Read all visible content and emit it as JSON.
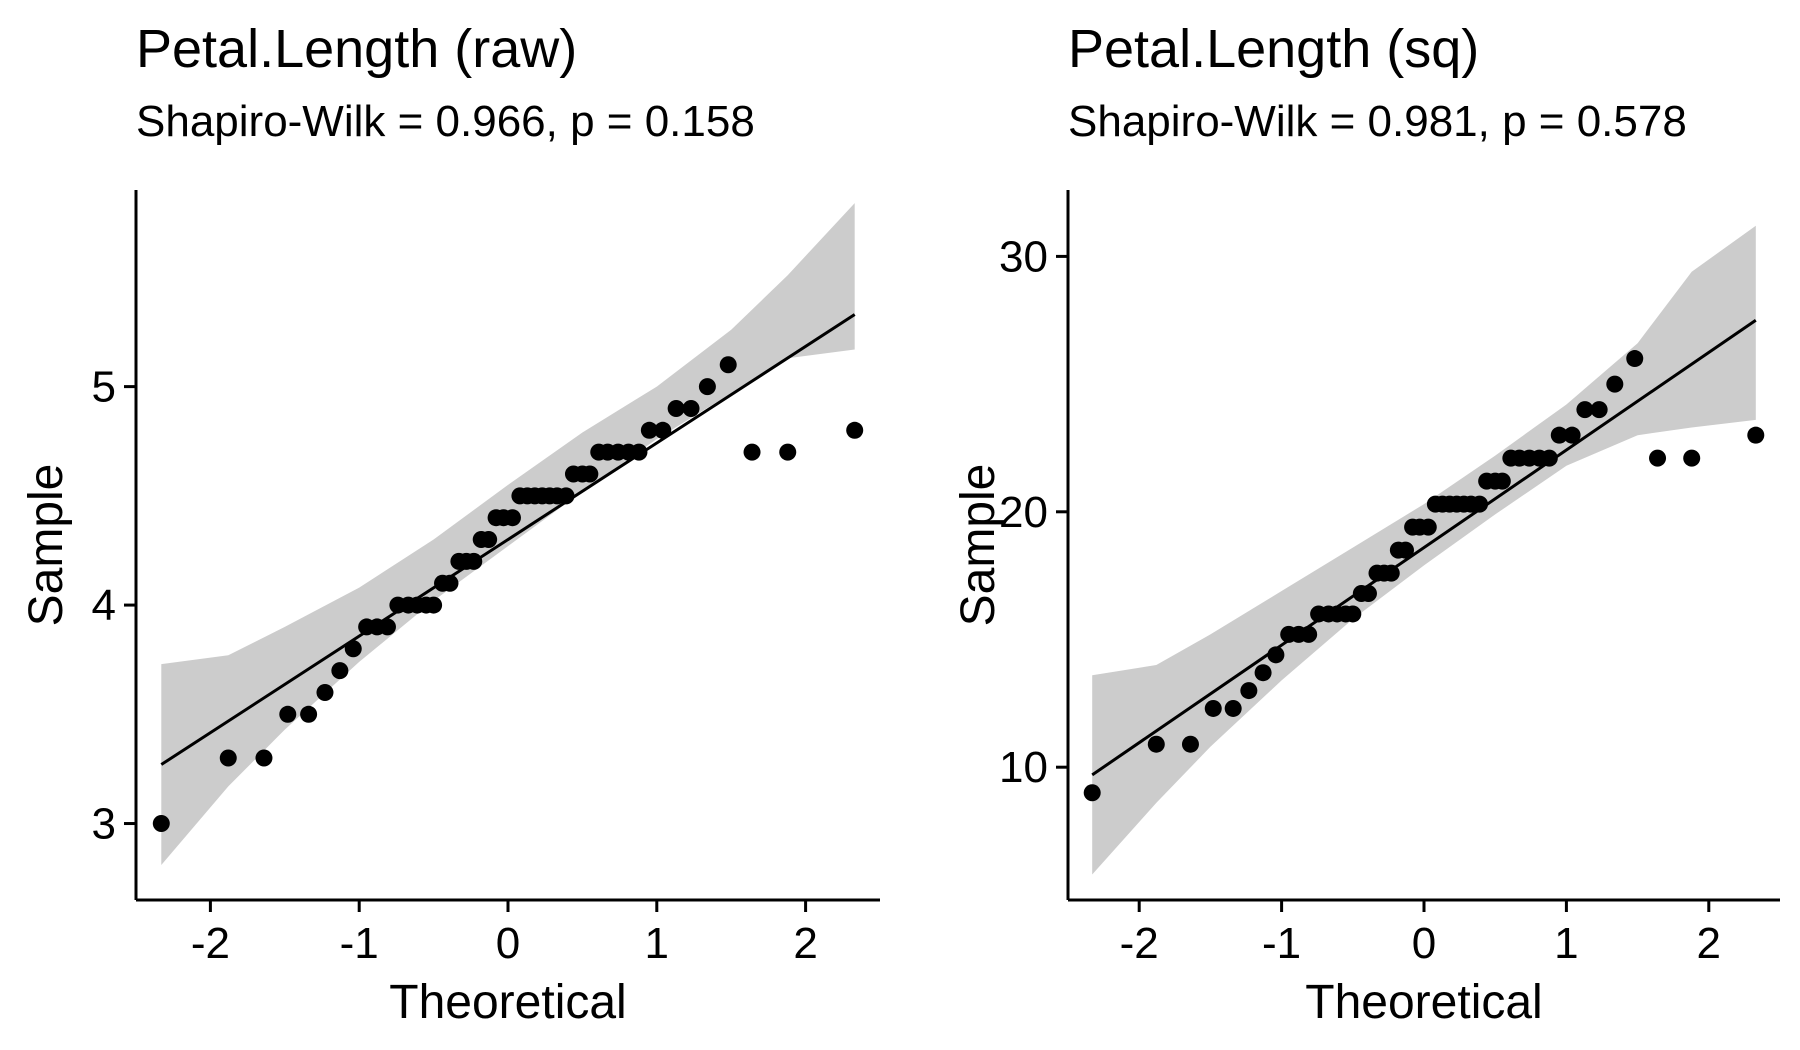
{
  "chart_data": [
    {
      "type": "scatter",
      "subtype": "qq-plot",
      "title": "Petal.Length (raw)",
      "subtitle": "Shapiro-Wilk = 0.966, p = 0.158",
      "xlabel": "Theoretical",
      "ylabel": "Sample",
      "xlim": [
        -2.5,
        2.5
      ],
      "ylim": [
        2.65,
        5.9
      ],
      "xticks": [
        -2,
        -1,
        0,
        1,
        2
      ],
      "xtick_labels": [
        "-2",
        "-1",
        "0",
        "1",
        "2"
      ],
      "yticks": [
        3,
        4,
        5
      ],
      "ytick_labels": [
        "3",
        "4",
        "5"
      ],
      "grid": false,
      "colors": {
        "points": "#000000",
        "line": "#000000",
        "band": "#cccccc"
      },
      "reference_line": {
        "x": [
          -2.33,
          2.33
        ],
        "y": [
          3.27,
          5.33
        ]
      },
      "confidence_band": {
        "x": [
          -2.33,
          -1.88,
          -1.5,
          -1.0,
          -0.5,
          0.0,
          0.5,
          1.0,
          1.5,
          1.88,
          2.33
        ],
        "lower": [
          2.81,
          3.17,
          3.43,
          3.74,
          4.02,
          4.27,
          4.52,
          4.76,
          4.97,
          5.13,
          5.17
        ],
        "upper": [
          3.73,
          3.77,
          3.9,
          4.08,
          4.3,
          4.55,
          4.79,
          5.0,
          5.26,
          5.51,
          5.84
        ]
      },
      "points": {
        "x": [
          -2.33,
          -1.88,
          -1.64,
          -1.48,
          -1.34,
          -1.23,
          -1.13,
          -1.04,
          -0.95,
          -0.88,
          -0.81,
          -0.74,
          -0.67,
          -0.61,
          -0.55,
          -0.5,
          -0.44,
          -0.39,
          -0.33,
          -0.28,
          -0.23,
          -0.18,
          -0.13,
          -0.08,
          -0.03,
          0.03,
          0.08,
          0.13,
          0.18,
          0.23,
          0.28,
          0.33,
          0.39,
          0.44,
          0.5,
          0.55,
          0.61,
          0.67,
          0.74,
          0.81,
          0.88,
          0.95,
          1.04,
          1.13,
          1.23,
          1.34,
          1.48,
          1.64,
          1.88,
          2.33
        ],
        "y": [
          3.0,
          3.3,
          3.3,
          3.5,
          3.5,
          3.6,
          3.7,
          3.8,
          3.9,
          3.9,
          3.9,
          4.0,
          4.0,
          4.0,
          4.0,
          4.0,
          4.1,
          4.1,
          4.2,
          4.2,
          4.2,
          4.3,
          4.3,
          4.4,
          4.4,
          4.4,
          4.5,
          4.5,
          4.5,
          4.5,
          4.5,
          4.5,
          4.5,
          4.6,
          4.6,
          4.6,
          4.7,
          4.7,
          4.7,
          4.7,
          4.7,
          4.8,
          4.8,
          4.9,
          4.9,
          5.0,
          5.1,
          4.7,
          4.7,
          4.8
        ]
      }
    },
    {
      "type": "scatter",
      "subtype": "qq-plot",
      "title": "Petal.Length (sq)",
      "subtitle": "Shapiro-Wilk = 0.981, p = 0.578",
      "xlabel": "Theoretical",
      "ylabel": "Sample",
      "xlim": [
        -2.5,
        2.5
      ],
      "ylim": [
        4.8,
        32.6
      ],
      "xticks": [
        -2,
        -1,
        0,
        1,
        2
      ],
      "xtick_labels": [
        "-2",
        "-1",
        "0",
        "1",
        "2"
      ],
      "yticks": [
        10,
        20,
        30
      ],
      "ytick_labels": [
        "10",
        "20",
        "30"
      ],
      "grid": false,
      "colors": {
        "points": "#000000",
        "line": "#000000",
        "band": "#cccccc"
      },
      "reference_line": {
        "x": [
          -2.33,
          2.33
        ],
        "y": [
          9.7,
          27.5
        ]
      },
      "confidence_band": {
        "x": [
          -2.33,
          -1.88,
          -1.5,
          -1.0,
          -0.5,
          0.0,
          0.5,
          1.0,
          1.5,
          1.88,
          2.33
        ],
        "lower": [
          5.8,
          8.6,
          10.8,
          13.4,
          15.8,
          17.9,
          19.9,
          21.8,
          23.0,
          23.3,
          23.6
        ],
        "upper": [
          13.6,
          14.0,
          15.2,
          16.9,
          18.6,
          20.3,
          22.2,
          24.2,
          26.6,
          29.4,
          31.2
        ]
      },
      "points": {
        "x": [
          -2.33,
          -1.88,
          -1.64,
          -1.48,
          -1.34,
          -1.23,
          -1.13,
          -1.04,
          -0.95,
          -0.88,
          -0.81,
          -0.74,
          -0.67,
          -0.61,
          -0.55,
          -0.5,
          -0.44,
          -0.39,
          -0.33,
          -0.28,
          -0.23,
          -0.18,
          -0.13,
          -0.08,
          -0.03,
          0.03,
          0.08,
          0.13,
          0.18,
          0.23,
          0.28,
          0.33,
          0.39,
          0.44,
          0.5,
          0.55,
          0.61,
          0.67,
          0.74,
          0.81,
          0.88,
          0.95,
          1.04,
          1.13,
          1.23,
          1.34,
          1.48,
          1.64,
          1.88,
          2.33
        ],
        "y": [
          9.0,
          10.9,
          10.9,
          12.3,
          12.3,
          13.0,
          13.7,
          14.4,
          15.2,
          15.2,
          15.2,
          16.0,
          16.0,
          16.0,
          16.0,
          16.0,
          16.8,
          16.8,
          17.6,
          17.6,
          17.6,
          18.5,
          18.5,
          19.4,
          19.4,
          19.4,
          20.3,
          20.3,
          20.3,
          20.3,
          20.3,
          20.3,
          20.3,
          21.2,
          21.2,
          21.2,
          22.1,
          22.1,
          22.1,
          22.1,
          22.1,
          23.0,
          23.0,
          24.0,
          24.0,
          25.0,
          26.0,
          22.1,
          22.1,
          23.0
        ]
      }
    }
  ]
}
· · · · · · ·
- EXERCISE BRIEF -
Quote the records in their entirety, keeping the wording exact and excluding pictures.

- THE ANSWER -
Read all visible content and emit it as JSON.
{
  "chart_data": [
    {
      "type": "scatter",
      "subtype": "qq-plot",
      "title": "Petal.Length (raw)",
      "subtitle": "Shapiro-Wilk = 0.966, p = 0.158",
      "xlabel": "Theoretical",
      "ylabel": "Sample",
      "xlim": [
        -2.5,
        2.5
      ],
      "ylim": [
        2.65,
        5.9
      ],
      "xticks": [
        -2,
        -1,
        0,
        1,
        2
      ],
      "xtick_labels": [
        "-2",
        "-1",
        "0",
        "1",
        "2"
      ],
      "yticks": [
        3,
        4,
        5
      ],
      "ytick_labels": [
        "3",
        "4",
        "5"
      ],
      "grid": false,
      "colors": {
        "points": "#000000",
        "line": "#000000",
        "band": "#cccccc"
      },
      "reference_line": {
        "x": [
          -2.33,
          2.33
        ],
        "y": [
          3.27,
          5.33
        ]
      },
      "confidence_band": {
        "x": [
          -2.33,
          -1.88,
          -1.5,
          -1.0,
          -0.5,
          0.0,
          0.5,
          1.0,
          1.5,
          1.88,
          2.33
        ],
        "lower": [
          2.81,
          3.17,
          3.43,
          3.74,
          4.02,
          4.27,
          4.52,
          4.76,
          4.97,
          5.13,
          5.17
        ],
        "upper": [
          3.73,
          3.77,
          3.9,
          4.08,
          4.3,
          4.55,
          4.79,
          5.0,
          5.26,
          5.51,
          5.84
        ]
      },
      "points": {
        "x": [
          -2.33,
          -1.88,
          -1.64,
          -1.48,
          -1.34,
          -1.23,
          -1.13,
          -1.04,
          -0.95,
          -0.88,
          -0.81,
          -0.74,
          -0.67,
          -0.61,
          -0.55,
          -0.5,
          -0.44,
          -0.39,
          -0.33,
          -0.28,
          -0.23,
          -0.18,
          -0.13,
          -0.08,
          -0.03,
          0.03,
          0.08,
          0.13,
          0.18,
          0.23,
          0.28,
          0.33,
          0.39,
          0.44,
          0.5,
          0.55,
          0.61,
          0.67,
          0.74,
          0.81,
          0.88,
          0.95,
          1.04,
          1.13,
          1.23,
          1.34,
          1.48,
          1.64,
          1.88,
          2.33
        ],
        "y": [
          3.0,
          3.3,
          3.3,
          3.5,
          3.5,
          3.6,
          3.7,
          3.8,
          3.9,
          3.9,
          3.9,
          4.0,
          4.0,
          4.0,
          4.0,
          4.0,
          4.1,
          4.1,
          4.2,
          4.2,
          4.2,
          4.3,
          4.3,
          4.4,
          4.4,
          4.4,
          4.5,
          4.5,
          4.5,
          4.5,
          4.5,
          4.5,
          4.5,
          4.6,
          4.6,
          4.6,
          4.7,
          4.7,
          4.7,
          4.7,
          4.7,
          4.8,
          4.8,
          4.9,
          4.9,
          5.0,
          5.1,
          4.7,
          4.7,
          4.8
        ]
      }
    },
    {
      "type": "scatter",
      "subtype": "qq-plot",
      "title": "Petal.Length (sq)",
      "subtitle": "Shapiro-Wilk = 0.981, p = 0.578",
      "xlabel": "Theoretical",
      "ylabel": "Sample",
      "xlim": [
        -2.5,
        2.5
      ],
      "ylim": [
        4.8,
        32.6
      ],
      "xticks": [
        -2,
        -1,
        0,
        1,
        2
      ],
      "xtick_labels": [
        "-2",
        "-1",
        "0",
        "1",
        "2"
      ],
      "yticks": [
        10,
        20,
        30
      ],
      "ytick_labels": [
        "10",
        "20",
        "30"
      ],
      "grid": false,
      "colors": {
        "points": "#000000",
        "line": "#000000",
        "band": "#cccccc"
      },
      "reference_line": {
        "x": [
          -2.33,
          2.33
        ],
        "y": [
          9.7,
          27.5
        ]
      },
      "confidence_band": {
        "x": [
          -2.33,
          -1.88,
          -1.5,
          -1.0,
          -0.5,
          0.0,
          0.5,
          1.0,
          1.5,
          1.88,
          2.33
        ],
        "lower": [
          5.8,
          8.6,
          10.8,
          13.4,
          15.8,
          17.9,
          19.9,
          21.8,
          23.0,
          23.3,
          23.6
        ],
        "upper": [
          13.6,
          14.0,
          15.2,
          16.9,
          18.6,
          20.3,
          22.2,
          24.2,
          26.6,
          29.4,
          31.2
        ]
      },
      "points": {
        "x": [
          -2.33,
          -1.88,
          -1.64,
          -1.48,
          -1.34,
          -1.23,
          -1.13,
          -1.04,
          -0.95,
          -0.88,
          -0.81,
          -0.74,
          -0.67,
          -0.61,
          -0.55,
          -0.5,
          -0.44,
          -0.39,
          -0.33,
          -0.28,
          -0.23,
          -0.18,
          -0.13,
          -0.08,
          -0.03,
          0.03,
          0.08,
          0.13,
          0.18,
          0.23,
          0.28,
          0.33,
          0.39,
          0.44,
          0.5,
          0.55,
          0.61,
          0.67,
          0.74,
          0.81,
          0.88,
          0.95,
          1.04,
          1.13,
          1.23,
          1.34,
          1.48,
          1.64,
          1.88,
          2.33
        ],
        "y": [
          9.0,
          10.9,
          10.9,
          12.3,
          12.3,
          13.0,
          13.7,
          14.4,
          15.2,
          15.2,
          15.2,
          16.0,
          16.0,
          16.0,
          16.0,
          16.0,
          16.8,
          16.8,
          17.6,
          17.6,
          17.6,
          18.5,
          18.5,
          19.4,
          19.4,
          19.4,
          20.3,
          20.3,
          20.3,
          20.3,
          20.3,
          20.3,
          20.3,
          21.2,
          21.2,
          21.2,
          22.1,
          22.1,
          22.1,
          22.1,
          22.1,
          23.0,
          23.0,
          24.0,
          24.0,
          25.0,
          26.0,
          22.1,
          22.1,
          23.0
        ]
      }
    }
  ]
}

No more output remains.